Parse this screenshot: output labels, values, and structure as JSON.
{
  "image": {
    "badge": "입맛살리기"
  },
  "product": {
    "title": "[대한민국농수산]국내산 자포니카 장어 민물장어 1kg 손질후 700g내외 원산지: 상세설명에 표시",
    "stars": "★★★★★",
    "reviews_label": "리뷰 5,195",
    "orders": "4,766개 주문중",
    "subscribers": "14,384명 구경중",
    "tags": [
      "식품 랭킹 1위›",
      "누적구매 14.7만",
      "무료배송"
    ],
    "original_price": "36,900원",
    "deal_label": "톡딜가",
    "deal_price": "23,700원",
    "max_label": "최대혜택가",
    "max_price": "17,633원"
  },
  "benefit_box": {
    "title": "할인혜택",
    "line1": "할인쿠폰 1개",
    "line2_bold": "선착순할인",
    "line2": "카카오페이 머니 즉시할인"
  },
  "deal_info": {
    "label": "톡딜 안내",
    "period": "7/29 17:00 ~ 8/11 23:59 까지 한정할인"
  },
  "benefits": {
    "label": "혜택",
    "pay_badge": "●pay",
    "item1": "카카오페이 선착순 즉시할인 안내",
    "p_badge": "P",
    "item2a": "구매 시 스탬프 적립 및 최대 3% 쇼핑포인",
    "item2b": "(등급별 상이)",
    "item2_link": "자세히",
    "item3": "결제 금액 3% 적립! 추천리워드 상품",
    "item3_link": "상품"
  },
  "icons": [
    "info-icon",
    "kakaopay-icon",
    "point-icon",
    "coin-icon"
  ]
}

**The problem**:
Can you reproduce all the material exactly?

**Reply to the exercise**:
Parse this screenshot: output labels, values, and structure as JSON.
{
  "image": {
    "badge": "입맛살리기"
  },
  "product": {
    "title": "[대한민국농수산]국내산 자포니카 장어 민물장어 1kg 손질후 700g내외 원산지: 상세설명에 표시",
    "stars": "★★★★★",
    "reviews_label": "리뷰 5,195",
    "orders": "4,766개 주문중",
    "subscribers": "14,384명 구경중",
    "tags": [
      "식품 랭킹 1위›",
      "누적구매 14.7만",
      "무료배송"
    ],
    "original_price": "36,900원",
    "deal_label": "톡딜가",
    "deal_price": "23,700원",
    "max_label": "최대혜택가",
    "max_price": "17,633원"
  },
  "benefit_box": {
    "title": "할인혜택",
    "line1": "할인쿠폰 1개",
    "line2_bold": "선착순할인",
    "line2": "카카오페이 머니 즉시할인"
  },
  "deal_info": {
    "label": "톡딜 안내",
    "period": "7/29 17:00 ~ 8/11 23:59 까지 한정할인"
  },
  "benefits": {
    "label": "혜택",
    "pay_badge": "●pay",
    "item1": "카카오페이 선착순 즉시할인 안내",
    "p_badge": "P",
    "item2a": "구매 시 스탬프 적립 및 최대 3% 쇼핑포인",
    "item2b": "(등급별 상이)",
    "item2_link": "자세히",
    "item3": "결제 금액 3% 적립! 추천리워드 상품",
    "item3_link": "상품"
  },
  "icons": [
    "info-icon",
    "kakaopay-icon",
    "point-icon",
    "coin-icon"
  ]
}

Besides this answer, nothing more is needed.